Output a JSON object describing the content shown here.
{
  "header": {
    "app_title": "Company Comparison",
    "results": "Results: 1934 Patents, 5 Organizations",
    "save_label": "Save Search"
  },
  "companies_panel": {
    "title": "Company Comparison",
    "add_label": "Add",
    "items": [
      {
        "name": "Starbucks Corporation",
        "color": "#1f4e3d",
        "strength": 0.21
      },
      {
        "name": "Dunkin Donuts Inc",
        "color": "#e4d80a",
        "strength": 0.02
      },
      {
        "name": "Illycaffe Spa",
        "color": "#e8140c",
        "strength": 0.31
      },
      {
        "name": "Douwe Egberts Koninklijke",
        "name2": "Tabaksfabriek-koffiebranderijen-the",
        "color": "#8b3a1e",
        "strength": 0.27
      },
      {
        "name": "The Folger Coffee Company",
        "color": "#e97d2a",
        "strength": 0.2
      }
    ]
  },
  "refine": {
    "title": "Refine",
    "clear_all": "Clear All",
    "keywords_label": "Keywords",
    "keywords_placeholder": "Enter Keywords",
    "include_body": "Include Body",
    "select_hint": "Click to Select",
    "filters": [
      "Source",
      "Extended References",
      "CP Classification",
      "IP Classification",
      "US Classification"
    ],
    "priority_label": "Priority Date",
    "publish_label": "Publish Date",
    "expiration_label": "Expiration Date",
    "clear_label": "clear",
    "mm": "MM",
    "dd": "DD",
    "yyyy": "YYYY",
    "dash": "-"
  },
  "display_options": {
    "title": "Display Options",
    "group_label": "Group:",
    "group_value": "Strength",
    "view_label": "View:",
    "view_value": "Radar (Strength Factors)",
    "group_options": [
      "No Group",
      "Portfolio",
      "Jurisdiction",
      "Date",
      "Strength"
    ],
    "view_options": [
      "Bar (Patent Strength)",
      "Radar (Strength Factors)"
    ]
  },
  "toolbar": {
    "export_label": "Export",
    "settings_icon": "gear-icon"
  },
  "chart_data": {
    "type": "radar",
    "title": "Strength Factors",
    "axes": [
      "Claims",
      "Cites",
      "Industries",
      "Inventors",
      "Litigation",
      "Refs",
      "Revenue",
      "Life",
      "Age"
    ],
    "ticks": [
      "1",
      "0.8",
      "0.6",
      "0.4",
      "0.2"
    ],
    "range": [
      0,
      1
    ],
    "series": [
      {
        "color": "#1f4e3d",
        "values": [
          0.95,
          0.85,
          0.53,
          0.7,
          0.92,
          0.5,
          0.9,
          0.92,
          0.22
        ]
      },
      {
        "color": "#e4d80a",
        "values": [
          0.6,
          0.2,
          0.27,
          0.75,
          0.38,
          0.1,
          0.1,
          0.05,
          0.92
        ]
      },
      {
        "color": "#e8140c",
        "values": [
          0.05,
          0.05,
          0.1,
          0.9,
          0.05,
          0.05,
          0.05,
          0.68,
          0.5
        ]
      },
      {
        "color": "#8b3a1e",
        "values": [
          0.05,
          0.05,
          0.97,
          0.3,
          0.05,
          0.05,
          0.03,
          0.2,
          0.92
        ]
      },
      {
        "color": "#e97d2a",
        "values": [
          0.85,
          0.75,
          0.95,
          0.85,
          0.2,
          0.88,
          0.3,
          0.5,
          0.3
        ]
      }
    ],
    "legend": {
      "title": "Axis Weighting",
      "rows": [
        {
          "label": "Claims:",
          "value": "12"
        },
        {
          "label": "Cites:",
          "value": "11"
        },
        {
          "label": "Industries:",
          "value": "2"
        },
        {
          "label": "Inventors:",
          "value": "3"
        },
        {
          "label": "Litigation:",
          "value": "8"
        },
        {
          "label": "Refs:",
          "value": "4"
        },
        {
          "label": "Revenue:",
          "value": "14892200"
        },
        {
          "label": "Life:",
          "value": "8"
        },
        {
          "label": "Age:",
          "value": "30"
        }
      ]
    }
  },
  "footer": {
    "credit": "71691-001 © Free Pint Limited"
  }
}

□ □ □ □ □

Type out all of the material again, word for word.

* [Output for this exercise]
Output a JSON object describing the content shown here.
{
  "header": {
    "app_title": "Company Comparison",
    "results": "Results: 1934 Patents, 5 Organizations",
    "save_label": "Save Search"
  },
  "companies_panel": {
    "title": "Company Comparison",
    "add_label": "Add",
    "items": [
      {
        "name": "Starbucks Corporation",
        "color": "#1f4e3d",
        "strength": 0.21
      },
      {
        "name": "Dunkin Donuts Inc",
        "color": "#e4d80a",
        "strength": 0.02
      },
      {
        "name": "Illycaffe Spa",
        "color": "#e8140c",
        "strength": 0.31
      },
      {
        "name": "Douwe Egberts Koninklijke",
        "name2": "Tabaksfabriek-koffiebranderijen-the",
        "color": "#8b3a1e",
        "strength": 0.27
      },
      {
        "name": "The Folger Coffee Company",
        "color": "#e97d2a",
        "strength": 0.2
      }
    ]
  },
  "refine": {
    "title": "Refine",
    "clear_all": "Clear All",
    "keywords_label": "Keywords",
    "keywords_placeholder": "Enter Keywords",
    "include_body": "Include Body",
    "select_hint": "Click to Select",
    "filters": [
      "Source",
      "Extended References",
      "CP Classification",
      "IP Classification",
      "US Classification"
    ],
    "priority_label": "Priority Date",
    "publish_label": "Publish Date",
    "expiration_label": "Expiration Date",
    "clear_label": "clear",
    "mm": "MM",
    "dd": "DD",
    "yyyy": "YYYY",
    "dash": "-"
  },
  "display_options": {
    "title": "Display Options",
    "group_label": "Group:",
    "group_value": "Strength",
    "view_label": "View:",
    "view_value": "Radar (Strength Factors)",
    "group_options": [
      "No Group",
      "Portfolio",
      "Jurisdiction",
      "Date",
      "Strength"
    ],
    "view_options": [
      "Bar (Patent Strength)",
      "Radar (Strength Factors)"
    ]
  },
  "toolbar": {
    "export_label": "Export",
    "settings_icon": "gear-icon"
  },
  "chart_data": {
    "type": "radar",
    "title": "Strength Factors",
    "axes": [
      "Claims",
      "Cites",
      "Industries",
      "Inventors",
      "Litigation",
      "Refs",
      "Revenue",
      "Life",
      "Age"
    ],
    "ticks": [
      "1",
      "0.8",
      "0.6",
      "0.4",
      "0.2"
    ],
    "range": [
      0,
      1
    ],
    "series": [
      {
        "color": "#1f4e3d",
        "values": [
          0.95,
          0.85,
          0.53,
          0.7,
          0.92,
          0.5,
          0.9,
          0.92,
          0.22
        ]
      },
      {
        "color": "#e4d80a",
        "values": [
          0.6,
          0.2,
          0.27,
          0.75,
          0.38,
          0.1,
          0.1,
          0.05,
          0.92
        ]
      },
      {
        "color": "#e8140c",
        "values": [
          0.05,
          0.05,
          0.1,
          0.9,
          0.05,
          0.05,
          0.05,
          0.68,
          0.5
        ]
      },
      {
        "color": "#8b3a1e",
        "values": [
          0.05,
          0.05,
          0.97,
          0.3,
          0.05,
          0.05,
          0.03,
          0.2,
          0.92
        ]
      },
      {
        "color": "#e97d2a",
        "values": [
          0.85,
          0.75,
          0.95,
          0.85,
          0.2,
          0.88,
          0.3,
          0.5,
          0.3
        ]
      }
    ],
    "legend": {
      "title": "Axis Weighting",
      "rows": [
        {
          "label": "Claims:",
          "value": "12"
        },
        {
          "label": "Cites:",
          "value": "11"
        },
        {
          "label": "Industries:",
          "value": "2"
        },
        {
          "label": "Inventors:",
          "value": "3"
        },
        {
          "label": "Litigation:",
          "value": "8"
        },
        {
          "label": "Refs:",
          "value": "4"
        },
        {
          "label": "Revenue:",
          "value": "14892200"
        },
        {
          "label": "Life:",
          "value": "8"
        },
        {
          "label": "Age:",
          "value": "30"
        }
      ]
    }
  },
  "footer": {
    "credit": "71691-001 © Free Pint Limited"
  }
}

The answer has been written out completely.